SHORT PROBLEM –
Sift the material for lines containing "Verbindungsdauer", and return them.

DATA RECORDS –
◇ ◇ ◇ ◇ ◇ ◇ ◇
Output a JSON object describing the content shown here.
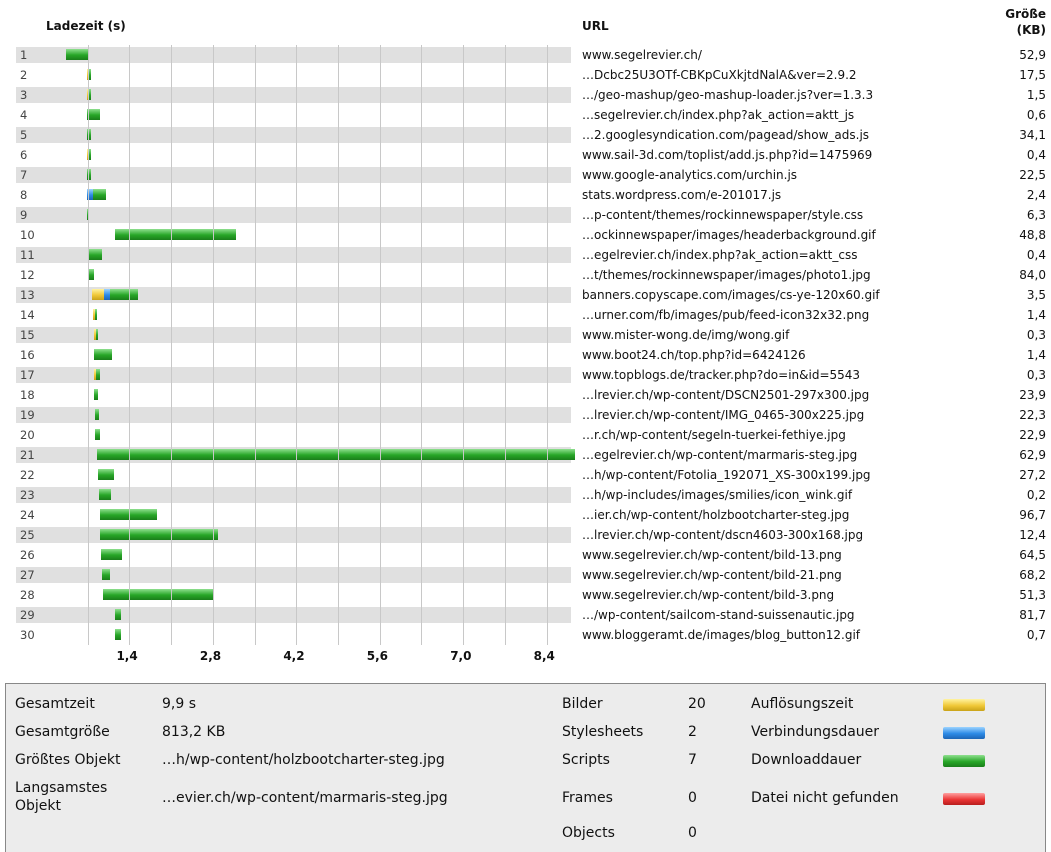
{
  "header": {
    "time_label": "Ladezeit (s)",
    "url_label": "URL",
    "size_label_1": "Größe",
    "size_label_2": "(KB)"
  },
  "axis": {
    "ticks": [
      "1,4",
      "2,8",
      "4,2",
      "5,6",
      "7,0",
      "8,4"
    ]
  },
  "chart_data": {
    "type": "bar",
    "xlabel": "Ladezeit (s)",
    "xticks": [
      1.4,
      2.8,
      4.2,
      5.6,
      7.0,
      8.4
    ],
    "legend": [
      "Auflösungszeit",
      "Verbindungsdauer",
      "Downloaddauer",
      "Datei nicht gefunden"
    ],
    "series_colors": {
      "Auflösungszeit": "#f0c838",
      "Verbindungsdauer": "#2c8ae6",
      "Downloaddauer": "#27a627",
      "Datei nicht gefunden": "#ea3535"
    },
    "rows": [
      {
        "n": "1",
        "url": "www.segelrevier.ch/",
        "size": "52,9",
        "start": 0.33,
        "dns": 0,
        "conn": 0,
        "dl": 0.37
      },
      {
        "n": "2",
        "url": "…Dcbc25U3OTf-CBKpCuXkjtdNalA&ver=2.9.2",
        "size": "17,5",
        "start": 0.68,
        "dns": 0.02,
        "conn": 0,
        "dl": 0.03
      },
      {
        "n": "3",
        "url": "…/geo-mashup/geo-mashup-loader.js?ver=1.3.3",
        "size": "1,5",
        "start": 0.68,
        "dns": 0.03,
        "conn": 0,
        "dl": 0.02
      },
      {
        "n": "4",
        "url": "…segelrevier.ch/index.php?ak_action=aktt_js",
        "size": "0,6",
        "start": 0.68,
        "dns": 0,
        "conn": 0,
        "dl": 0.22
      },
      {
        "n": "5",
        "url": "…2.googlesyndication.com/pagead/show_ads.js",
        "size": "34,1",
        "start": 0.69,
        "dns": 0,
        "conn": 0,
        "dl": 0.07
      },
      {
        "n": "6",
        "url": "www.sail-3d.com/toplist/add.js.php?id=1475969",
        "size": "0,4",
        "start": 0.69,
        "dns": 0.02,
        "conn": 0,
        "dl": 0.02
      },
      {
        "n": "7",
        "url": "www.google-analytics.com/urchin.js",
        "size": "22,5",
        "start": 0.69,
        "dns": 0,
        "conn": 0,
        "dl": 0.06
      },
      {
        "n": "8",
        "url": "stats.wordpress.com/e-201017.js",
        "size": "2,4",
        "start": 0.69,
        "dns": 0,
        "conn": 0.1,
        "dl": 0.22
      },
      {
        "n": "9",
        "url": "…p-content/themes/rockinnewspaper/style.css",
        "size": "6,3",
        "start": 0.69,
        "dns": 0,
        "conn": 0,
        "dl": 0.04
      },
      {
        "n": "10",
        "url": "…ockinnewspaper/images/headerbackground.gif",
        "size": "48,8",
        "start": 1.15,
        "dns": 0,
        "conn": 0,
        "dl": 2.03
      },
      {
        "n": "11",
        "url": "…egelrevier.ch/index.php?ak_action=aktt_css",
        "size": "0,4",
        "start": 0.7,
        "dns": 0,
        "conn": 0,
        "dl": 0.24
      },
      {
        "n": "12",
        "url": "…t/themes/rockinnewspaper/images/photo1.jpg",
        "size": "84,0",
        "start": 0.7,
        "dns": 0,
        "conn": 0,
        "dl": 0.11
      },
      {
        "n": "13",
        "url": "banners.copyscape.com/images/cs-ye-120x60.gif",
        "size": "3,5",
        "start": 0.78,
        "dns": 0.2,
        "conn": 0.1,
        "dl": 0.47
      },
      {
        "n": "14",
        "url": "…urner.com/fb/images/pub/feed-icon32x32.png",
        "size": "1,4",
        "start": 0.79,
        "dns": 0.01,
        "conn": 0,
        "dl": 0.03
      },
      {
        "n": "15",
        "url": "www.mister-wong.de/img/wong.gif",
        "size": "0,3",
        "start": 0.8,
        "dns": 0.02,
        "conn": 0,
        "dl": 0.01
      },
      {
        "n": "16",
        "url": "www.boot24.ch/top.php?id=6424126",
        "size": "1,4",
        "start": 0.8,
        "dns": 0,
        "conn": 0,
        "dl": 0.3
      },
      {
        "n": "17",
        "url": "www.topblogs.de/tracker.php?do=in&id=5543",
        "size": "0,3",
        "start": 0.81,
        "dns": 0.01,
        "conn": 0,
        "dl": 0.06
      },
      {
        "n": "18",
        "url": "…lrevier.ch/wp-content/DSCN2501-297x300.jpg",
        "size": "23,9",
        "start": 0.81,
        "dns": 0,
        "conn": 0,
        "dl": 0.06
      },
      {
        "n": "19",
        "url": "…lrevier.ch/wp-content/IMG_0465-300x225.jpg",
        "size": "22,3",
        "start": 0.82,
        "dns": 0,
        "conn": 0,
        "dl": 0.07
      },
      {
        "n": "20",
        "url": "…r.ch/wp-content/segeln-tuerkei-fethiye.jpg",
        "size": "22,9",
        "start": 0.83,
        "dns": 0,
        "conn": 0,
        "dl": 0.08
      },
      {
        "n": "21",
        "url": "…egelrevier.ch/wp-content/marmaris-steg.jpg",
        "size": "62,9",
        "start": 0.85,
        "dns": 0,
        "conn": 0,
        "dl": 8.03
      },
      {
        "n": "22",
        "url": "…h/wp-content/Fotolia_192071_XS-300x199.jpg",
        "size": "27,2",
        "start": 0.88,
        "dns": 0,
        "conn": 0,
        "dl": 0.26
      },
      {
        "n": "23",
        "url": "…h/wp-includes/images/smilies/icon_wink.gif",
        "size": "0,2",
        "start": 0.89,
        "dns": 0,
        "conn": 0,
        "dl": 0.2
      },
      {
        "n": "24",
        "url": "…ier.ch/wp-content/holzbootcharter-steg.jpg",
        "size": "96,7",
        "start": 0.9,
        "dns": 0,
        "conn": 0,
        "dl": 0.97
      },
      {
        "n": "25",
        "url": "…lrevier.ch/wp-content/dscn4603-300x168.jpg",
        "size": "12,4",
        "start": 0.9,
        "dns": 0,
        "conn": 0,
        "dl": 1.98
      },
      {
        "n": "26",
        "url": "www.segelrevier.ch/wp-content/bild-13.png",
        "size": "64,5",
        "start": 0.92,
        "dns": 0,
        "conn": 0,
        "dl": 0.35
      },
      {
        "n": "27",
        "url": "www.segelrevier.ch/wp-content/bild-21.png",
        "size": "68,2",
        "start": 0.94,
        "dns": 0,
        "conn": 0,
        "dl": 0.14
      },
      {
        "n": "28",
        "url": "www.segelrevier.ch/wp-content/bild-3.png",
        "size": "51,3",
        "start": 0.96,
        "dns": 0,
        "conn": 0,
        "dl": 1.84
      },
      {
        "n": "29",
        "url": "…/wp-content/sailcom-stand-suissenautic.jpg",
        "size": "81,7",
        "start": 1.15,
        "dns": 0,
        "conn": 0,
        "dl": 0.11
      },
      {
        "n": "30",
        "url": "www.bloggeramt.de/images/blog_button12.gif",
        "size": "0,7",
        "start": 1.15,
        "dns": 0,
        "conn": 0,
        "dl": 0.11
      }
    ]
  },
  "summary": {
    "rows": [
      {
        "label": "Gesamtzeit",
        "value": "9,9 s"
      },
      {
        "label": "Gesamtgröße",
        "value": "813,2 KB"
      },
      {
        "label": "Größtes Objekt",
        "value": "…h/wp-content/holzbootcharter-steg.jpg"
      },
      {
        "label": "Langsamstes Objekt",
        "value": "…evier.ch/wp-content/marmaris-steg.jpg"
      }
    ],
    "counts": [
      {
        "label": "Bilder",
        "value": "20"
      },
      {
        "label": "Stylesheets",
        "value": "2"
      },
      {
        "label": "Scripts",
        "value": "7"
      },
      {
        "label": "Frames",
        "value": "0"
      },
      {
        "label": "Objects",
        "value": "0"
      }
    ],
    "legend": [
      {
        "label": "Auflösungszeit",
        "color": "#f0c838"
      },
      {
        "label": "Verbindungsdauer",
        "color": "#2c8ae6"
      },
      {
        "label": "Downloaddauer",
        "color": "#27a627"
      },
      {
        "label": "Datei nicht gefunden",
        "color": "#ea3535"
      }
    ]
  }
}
◇ ◇ ◇ ◇ ◇ ◇ ◇
EXERCISE SOLUTION –
      "Verbindungsdauer",
      "Verbindungsdauer": "#2c8ae6",
        "label": "Verbindungsdauer",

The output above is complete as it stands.